▶ _Problem statement_
Check each line of the data for "CRYPTOCAP" and select those that have it.

** begin Material shown **

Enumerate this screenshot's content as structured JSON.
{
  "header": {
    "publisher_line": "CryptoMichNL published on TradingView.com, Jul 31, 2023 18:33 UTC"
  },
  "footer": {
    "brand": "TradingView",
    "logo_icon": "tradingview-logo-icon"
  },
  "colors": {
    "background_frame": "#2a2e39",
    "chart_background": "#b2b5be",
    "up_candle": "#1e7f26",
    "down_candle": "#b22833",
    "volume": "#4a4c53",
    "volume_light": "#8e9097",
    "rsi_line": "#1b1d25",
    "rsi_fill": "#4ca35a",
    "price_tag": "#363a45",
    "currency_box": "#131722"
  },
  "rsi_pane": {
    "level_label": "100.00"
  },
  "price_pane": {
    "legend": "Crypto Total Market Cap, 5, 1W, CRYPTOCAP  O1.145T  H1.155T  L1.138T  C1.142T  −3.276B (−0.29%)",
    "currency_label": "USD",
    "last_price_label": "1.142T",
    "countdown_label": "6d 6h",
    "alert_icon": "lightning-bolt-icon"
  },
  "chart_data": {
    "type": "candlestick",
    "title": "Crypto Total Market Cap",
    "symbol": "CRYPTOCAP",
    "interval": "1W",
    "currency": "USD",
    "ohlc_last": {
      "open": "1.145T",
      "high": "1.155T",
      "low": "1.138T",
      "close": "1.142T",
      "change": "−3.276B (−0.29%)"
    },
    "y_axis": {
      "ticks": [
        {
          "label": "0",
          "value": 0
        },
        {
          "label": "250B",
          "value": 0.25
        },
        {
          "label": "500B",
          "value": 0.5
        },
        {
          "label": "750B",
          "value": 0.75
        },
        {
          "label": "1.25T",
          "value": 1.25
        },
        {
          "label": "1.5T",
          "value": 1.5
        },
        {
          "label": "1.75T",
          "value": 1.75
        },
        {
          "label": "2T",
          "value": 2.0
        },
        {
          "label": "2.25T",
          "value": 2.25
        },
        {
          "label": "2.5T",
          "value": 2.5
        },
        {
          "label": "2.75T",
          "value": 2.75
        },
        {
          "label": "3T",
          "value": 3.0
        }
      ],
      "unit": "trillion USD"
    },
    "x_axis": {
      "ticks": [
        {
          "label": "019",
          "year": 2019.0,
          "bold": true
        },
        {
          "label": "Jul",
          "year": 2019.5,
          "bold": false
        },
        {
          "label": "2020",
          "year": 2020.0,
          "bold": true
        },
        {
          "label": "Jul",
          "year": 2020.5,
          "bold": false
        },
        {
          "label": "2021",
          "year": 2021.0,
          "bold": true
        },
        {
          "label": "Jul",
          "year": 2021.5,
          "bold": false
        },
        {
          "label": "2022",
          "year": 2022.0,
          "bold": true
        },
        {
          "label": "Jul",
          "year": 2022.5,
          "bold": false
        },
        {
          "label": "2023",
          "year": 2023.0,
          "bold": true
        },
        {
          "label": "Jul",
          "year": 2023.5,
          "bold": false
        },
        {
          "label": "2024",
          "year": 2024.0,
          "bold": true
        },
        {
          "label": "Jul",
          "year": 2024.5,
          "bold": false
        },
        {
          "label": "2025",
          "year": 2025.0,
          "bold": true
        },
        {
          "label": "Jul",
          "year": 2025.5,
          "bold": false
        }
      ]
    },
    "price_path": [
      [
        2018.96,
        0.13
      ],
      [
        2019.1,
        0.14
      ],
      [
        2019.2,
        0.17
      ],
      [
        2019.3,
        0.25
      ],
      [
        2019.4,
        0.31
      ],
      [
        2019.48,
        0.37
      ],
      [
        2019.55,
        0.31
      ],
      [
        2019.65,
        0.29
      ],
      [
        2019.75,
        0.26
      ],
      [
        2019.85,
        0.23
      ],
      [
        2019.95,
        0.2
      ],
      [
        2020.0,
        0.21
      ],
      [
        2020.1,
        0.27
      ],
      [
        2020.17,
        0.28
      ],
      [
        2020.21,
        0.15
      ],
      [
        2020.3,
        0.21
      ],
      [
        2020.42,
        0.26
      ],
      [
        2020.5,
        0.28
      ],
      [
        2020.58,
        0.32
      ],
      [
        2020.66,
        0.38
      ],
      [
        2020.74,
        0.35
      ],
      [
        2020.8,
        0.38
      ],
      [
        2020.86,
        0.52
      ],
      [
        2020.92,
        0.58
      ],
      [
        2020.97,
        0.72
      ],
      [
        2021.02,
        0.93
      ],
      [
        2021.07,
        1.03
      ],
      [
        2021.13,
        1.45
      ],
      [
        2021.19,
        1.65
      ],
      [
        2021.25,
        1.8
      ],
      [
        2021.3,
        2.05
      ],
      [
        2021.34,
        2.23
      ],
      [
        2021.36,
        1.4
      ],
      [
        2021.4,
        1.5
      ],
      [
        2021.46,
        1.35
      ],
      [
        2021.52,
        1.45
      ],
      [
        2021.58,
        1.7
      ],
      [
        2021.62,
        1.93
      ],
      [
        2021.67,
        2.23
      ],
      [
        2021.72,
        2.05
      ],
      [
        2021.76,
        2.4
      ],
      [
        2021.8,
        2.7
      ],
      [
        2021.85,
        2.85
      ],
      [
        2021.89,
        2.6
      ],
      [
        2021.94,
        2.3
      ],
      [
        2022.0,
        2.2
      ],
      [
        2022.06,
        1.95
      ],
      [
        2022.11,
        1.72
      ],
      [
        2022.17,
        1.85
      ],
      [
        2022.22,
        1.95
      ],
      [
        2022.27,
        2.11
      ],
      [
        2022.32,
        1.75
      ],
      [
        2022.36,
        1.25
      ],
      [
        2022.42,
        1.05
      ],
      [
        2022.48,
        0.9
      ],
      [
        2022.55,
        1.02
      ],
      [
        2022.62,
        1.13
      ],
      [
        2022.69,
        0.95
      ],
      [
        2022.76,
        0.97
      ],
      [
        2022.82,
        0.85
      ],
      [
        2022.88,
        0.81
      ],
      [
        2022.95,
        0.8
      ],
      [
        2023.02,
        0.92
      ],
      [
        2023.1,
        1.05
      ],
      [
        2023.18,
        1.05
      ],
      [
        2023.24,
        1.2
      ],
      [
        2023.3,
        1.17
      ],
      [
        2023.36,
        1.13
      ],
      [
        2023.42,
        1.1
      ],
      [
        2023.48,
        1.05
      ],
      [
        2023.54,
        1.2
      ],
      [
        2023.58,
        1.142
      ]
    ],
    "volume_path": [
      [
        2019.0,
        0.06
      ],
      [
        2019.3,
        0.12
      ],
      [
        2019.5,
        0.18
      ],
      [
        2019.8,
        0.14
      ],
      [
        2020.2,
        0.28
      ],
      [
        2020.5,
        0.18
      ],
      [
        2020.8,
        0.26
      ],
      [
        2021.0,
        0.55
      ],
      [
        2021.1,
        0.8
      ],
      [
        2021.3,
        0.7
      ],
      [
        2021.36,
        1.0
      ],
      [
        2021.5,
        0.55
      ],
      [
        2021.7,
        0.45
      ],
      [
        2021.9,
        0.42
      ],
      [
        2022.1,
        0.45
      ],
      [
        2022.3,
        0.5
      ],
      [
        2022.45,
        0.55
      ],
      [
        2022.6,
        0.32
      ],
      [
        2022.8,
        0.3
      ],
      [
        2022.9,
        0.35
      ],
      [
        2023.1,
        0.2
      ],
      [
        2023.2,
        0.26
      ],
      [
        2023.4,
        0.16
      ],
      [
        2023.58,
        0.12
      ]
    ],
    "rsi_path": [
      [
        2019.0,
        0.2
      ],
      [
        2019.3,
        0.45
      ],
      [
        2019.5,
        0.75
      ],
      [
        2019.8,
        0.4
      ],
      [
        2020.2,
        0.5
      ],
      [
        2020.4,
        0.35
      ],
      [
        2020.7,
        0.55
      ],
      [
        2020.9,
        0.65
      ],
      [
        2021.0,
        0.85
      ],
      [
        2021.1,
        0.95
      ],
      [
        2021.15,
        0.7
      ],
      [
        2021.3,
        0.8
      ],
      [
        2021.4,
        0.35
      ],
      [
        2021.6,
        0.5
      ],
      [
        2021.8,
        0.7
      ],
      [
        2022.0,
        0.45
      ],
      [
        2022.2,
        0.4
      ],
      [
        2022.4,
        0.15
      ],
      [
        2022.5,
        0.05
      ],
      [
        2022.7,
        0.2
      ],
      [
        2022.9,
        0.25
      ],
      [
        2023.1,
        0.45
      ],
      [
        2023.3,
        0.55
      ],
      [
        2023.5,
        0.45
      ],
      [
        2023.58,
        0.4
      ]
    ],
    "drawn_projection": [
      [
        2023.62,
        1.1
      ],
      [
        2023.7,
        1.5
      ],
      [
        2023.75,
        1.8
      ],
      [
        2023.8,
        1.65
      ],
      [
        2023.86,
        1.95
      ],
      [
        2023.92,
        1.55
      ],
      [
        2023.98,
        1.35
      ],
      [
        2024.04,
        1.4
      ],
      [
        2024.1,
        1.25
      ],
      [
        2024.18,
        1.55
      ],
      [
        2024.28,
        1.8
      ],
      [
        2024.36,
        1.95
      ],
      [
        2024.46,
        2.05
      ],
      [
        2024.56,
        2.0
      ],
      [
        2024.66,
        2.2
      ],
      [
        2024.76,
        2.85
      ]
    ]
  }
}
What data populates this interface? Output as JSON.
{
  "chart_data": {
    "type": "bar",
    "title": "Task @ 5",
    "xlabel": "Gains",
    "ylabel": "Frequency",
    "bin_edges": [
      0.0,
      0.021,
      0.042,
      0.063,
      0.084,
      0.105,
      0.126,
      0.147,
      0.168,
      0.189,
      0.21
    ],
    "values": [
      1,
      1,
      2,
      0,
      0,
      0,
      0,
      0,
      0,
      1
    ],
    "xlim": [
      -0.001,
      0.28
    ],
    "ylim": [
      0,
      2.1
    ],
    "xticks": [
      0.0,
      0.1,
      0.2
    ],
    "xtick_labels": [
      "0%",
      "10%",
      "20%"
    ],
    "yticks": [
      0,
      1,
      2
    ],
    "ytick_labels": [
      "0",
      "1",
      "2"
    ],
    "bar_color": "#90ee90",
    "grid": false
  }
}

** end Material shown **

▶ _Solved exercise_
    "legend": "Crypto Total Market Cap, 5, 1W, CRYPTOCAP  O1.145T  H1.155T  L1.138T  C1.142T  −3.276B (−0.29%)",
    "symbol": "CRYPTOCAP",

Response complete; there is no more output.